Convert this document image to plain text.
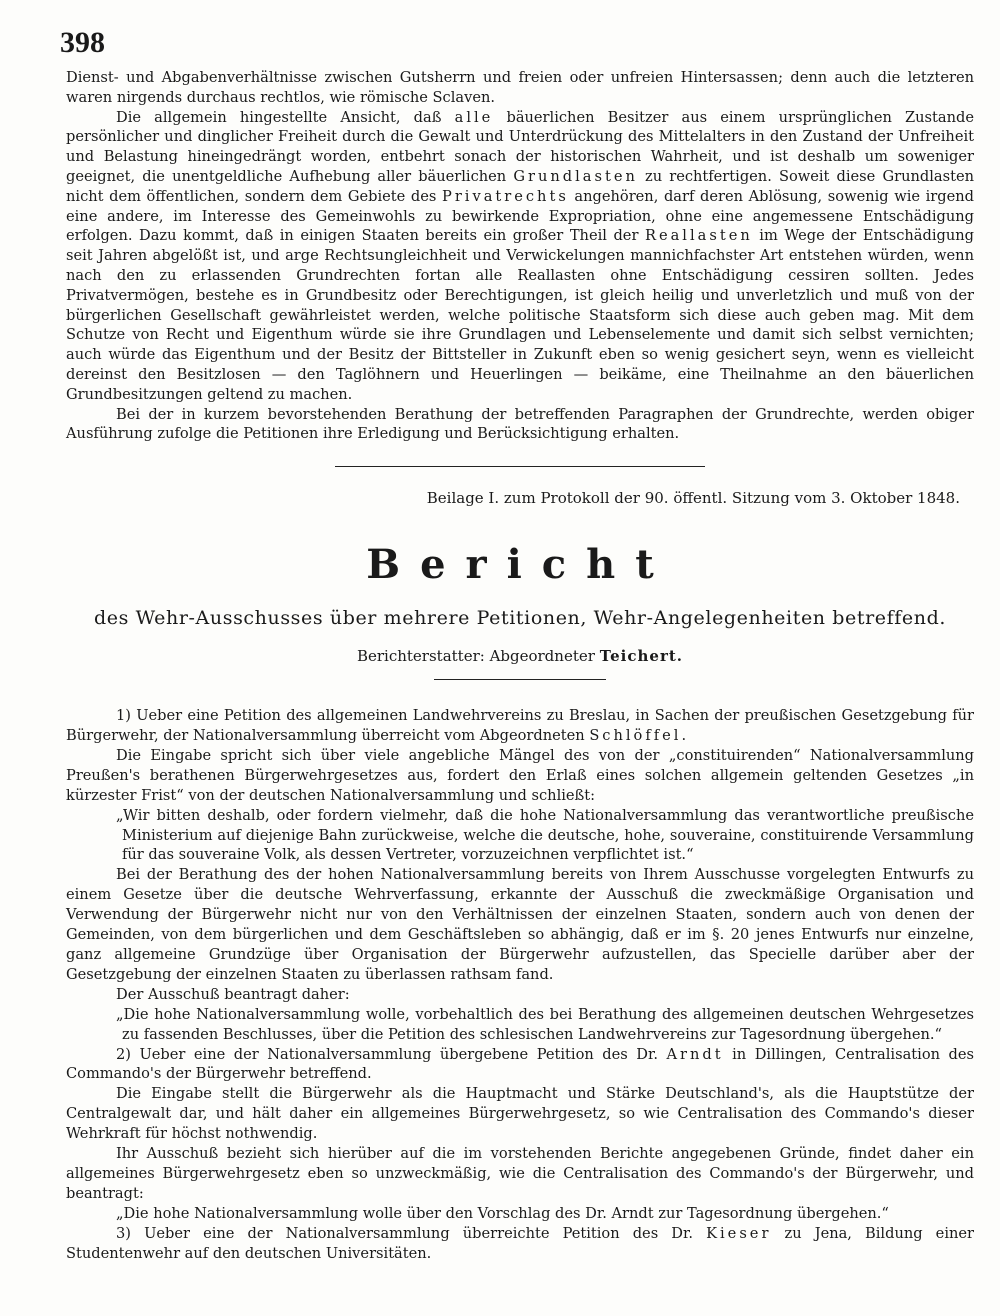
398

Dienst- und Abgabenverhältnisse zwischen Gutsherrn und freien oder unfreien Hintersassen; denn auch die letzteren waren nirgends durchaus rechtlos, wie römische Sclaven.

Die allgemein hingestellte Ansicht, daß alle bäuerlichen Besitzer aus einem ursprünglichen Zustande persönlicher und dinglicher Freiheit durch die Gewalt und Unterdrückung des Mittelalters in den Zustand der Unfreiheit und Belastung hineingedrängt worden, entbehrt sonach der historischen Wahrheit, und ist deshalb um soweniger geeignet, die unentgeldliche Aufhebung aller bäuerlichen Grundlasten zu rechtfertigen. Soweit diese Grundlasten nicht dem öffentlichen, sondern dem Gebiete des Privatrechts angehören, darf deren Ablösung, sowenig wie irgend eine andere, im Interesse des Gemeinwohls zu bewirkende Expropriation, ohne eine angemessene Entschädigung erfolgen. Dazu kommt, daß in einigen Staaten bereits ein großer Theil der Reallasten im Wege der Entschädigung seit Jahren abgelößt ist, und arge Rechtsungleichheit und Verwickelungen mannichfachster Art entstehen würden, wenn nach den zu erlassenden Grundrechten fortan alle Reallasten ohne Entschädigung cessiren sollten. Jedes Privatvermögen, bestehe es in Grundbesitz oder Berechtigungen, ist gleich heilig und unverletzlich und muß von der bürgerlichen Gesellschaft gewährleistet werden, welche politische Staatsform sich diese auch geben mag. Mit dem Schutze von Recht und Eigenthum würde sie ihre Grundlagen und Lebenselemente und damit sich selbst vernichten; auch würde das Eigenthum und der Besitz der Bittsteller in Zukunft eben so wenig gesichert seyn, wenn es vielleicht dereinst den Besitzlosen — den Taglöhnern und Heuerlingen — beikäme, eine Theilnahme an den bäuerlichen Grundbesitzungen geltend zu machen.

Bei der in kurzem bevorstehenden Berathung der betreffenden Paragraphen der Grundrechte, werden obiger Ausführung zufolge die Petitionen ihre Erledigung und Berücksichtigung erhalten.

Beilage I. zum Protokoll der 90. öffentl. Sitzung vom 3. Oktober 1848.
Bericht
des Wehr-Ausschusses über mehrere Petitionen, Wehr-Angelegenheiten betreffend.
Berichterstatter: Abgeordneter Teichert.

1) Ueber eine Petition des allgemeinen Landwehrvereins zu Breslau, in Sachen der preußischen Gesetzgebung für Bürgerwehr, der Nationalversammlung überreicht vom Abgeordneten Schlöffel.

Die Eingabe spricht sich über viele angebliche Mängel des von der „constituirenden“ Nationalversammlung Preußen's berathenen Bürgerwehrgesetzes aus, fordert den Erlaß eines solchen allgemein geltenden Gesetzes „in kürzester Frist“ von der deutschen Nationalversammlung und schließt:

„Wir bitten deshalb, oder fordern vielmehr, daß die hohe Nationalversammlung das verantwortliche preußische Ministerium auf diejenige Bahn zurückweise, welche die deutsche, hohe, souveraine, constituirende Versammlung für das souveraine Volk, als dessen Vertreter, vorzuzeichnen verpflichtet ist.“

Bei der Berathung des der hohen Nationalversammlung bereits von Ihrem Ausschusse vorgelegten Entwurfs zu einem Gesetze über die deutsche Wehrverfassung, erkannte der Ausschuß die zweckmäßige Organisation und Verwendung der Bürgerwehr nicht nur von den Verhältnissen der einzelnen Staaten, sondern auch von denen der Gemeinden, von dem bürgerlichen und dem Geschäftsleben so abhängig, daß er im §. 20 jenes Entwurfs nur einzelne, ganz allgemeine Grundzüge über Organisation der Bürgerwehr aufzustellen, das Specielle darüber aber der Gesetzgebung der einzelnen Staaten zu überlassen rathsam fand.

Der Ausschuß beantragt daher:

„Die hohe Nationalversammlung wolle, vorbehaltlich des bei Berathung des allgemeinen deutschen Wehrgesetzes zu fassenden Beschlusses, über die Petition des schlesischen Landwehrvereins zur Tagesordnung übergehen.“

2) Ueber eine der Nationalversammlung übergebene Petition des Dr. Arndt in Dillingen, Centralisation des Commando's der Bürgerwehr betreffend.

Die Eingabe stellt die Bürgerwehr als die Hauptmacht und Stärke Deutschland's, als die Hauptstütze der Centralgewalt dar, und hält daher ein allgemeines Bürgerwehrgesetz, so wie Centralisation des Commando's dieser Wehrkraft für höchst nothwendig.

Ihr Ausschuß bezieht sich hierüber auf die im vorstehenden Berichte angegebenen Gründe, findet daher ein allgemeines Bürgerwehrgesetz eben so unzweckmäßig, wie die Centralisation des Commando's der Bürgerwehr, und beantragt:

„Die hohe Nationalversammlung wolle über den Vorschlag des Dr. Arndt zur Tagesordnung übergehen.“

3) Ueber eine der Nationalversammlung überreichte Petition des Dr. Kieser zu Jena, Bildung einer Studentenwehr auf den deutschen Universitäten.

Written instruction :: Tell how many lines contain the word "Eingabe", using only the number.

Exercise answer :: 2